Directive:
Copy out the stretch of the listing from the line containing "Enumerate the UI" through the line containing "staticText: Hi Steve, just", both included, reproducing each line verbatim and leaving the pictures out.

Exercise data:
++++++++++

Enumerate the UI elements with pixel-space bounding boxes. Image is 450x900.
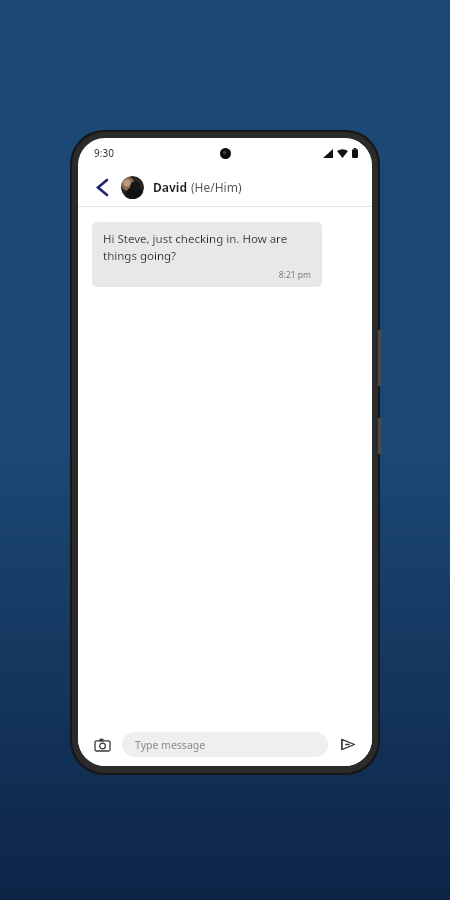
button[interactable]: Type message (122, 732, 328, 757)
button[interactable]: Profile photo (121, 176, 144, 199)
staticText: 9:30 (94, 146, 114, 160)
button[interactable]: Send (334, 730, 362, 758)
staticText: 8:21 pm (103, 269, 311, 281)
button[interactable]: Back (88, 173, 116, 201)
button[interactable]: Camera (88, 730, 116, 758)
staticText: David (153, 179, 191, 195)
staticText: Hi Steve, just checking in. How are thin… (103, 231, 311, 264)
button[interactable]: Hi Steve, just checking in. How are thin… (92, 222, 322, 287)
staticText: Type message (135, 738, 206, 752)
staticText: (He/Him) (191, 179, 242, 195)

++++++++++

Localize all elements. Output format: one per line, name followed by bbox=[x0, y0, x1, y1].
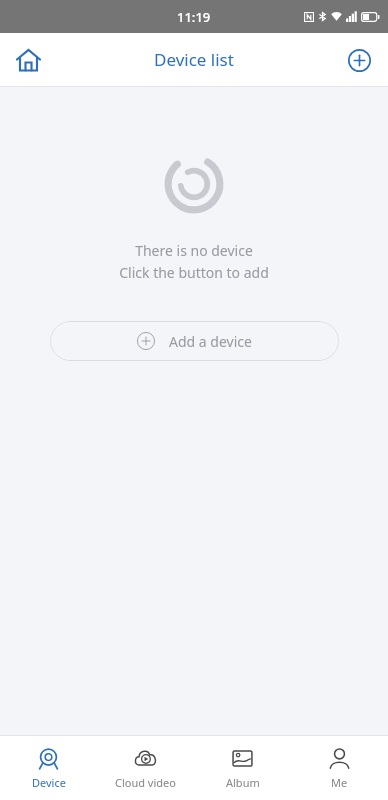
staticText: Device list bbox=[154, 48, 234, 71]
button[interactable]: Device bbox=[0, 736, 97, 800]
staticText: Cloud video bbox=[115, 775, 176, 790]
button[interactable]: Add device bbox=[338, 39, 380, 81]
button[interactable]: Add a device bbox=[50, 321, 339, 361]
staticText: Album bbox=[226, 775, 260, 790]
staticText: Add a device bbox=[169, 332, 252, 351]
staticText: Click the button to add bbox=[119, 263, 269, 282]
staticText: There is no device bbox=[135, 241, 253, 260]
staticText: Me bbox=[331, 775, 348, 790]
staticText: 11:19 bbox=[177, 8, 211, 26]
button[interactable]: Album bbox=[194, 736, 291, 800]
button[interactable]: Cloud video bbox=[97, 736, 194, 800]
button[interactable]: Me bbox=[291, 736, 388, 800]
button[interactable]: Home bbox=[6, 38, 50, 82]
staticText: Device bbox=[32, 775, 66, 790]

++++++++++

Solution for this task:
Enumerate the UI elements with pixel-space bounding boxes. Image is 450x900.
button[interactable]: Type message (122, 732, 328, 757)
button[interactable]: Profile photo (121, 176, 144, 199)
staticText: 9:30 (94, 146, 114, 160)
button[interactable]: Send (334, 730, 362, 758)
staticText: 8:21 pm (103, 269, 311, 281)
button[interactable]: Back (88, 173, 116, 201)
button[interactable]: Camera (88, 730, 116, 758)
staticText: David (153, 179, 191, 195)
staticText: Hi Steve, just checking in. How are thin… (103, 231, 311, 264)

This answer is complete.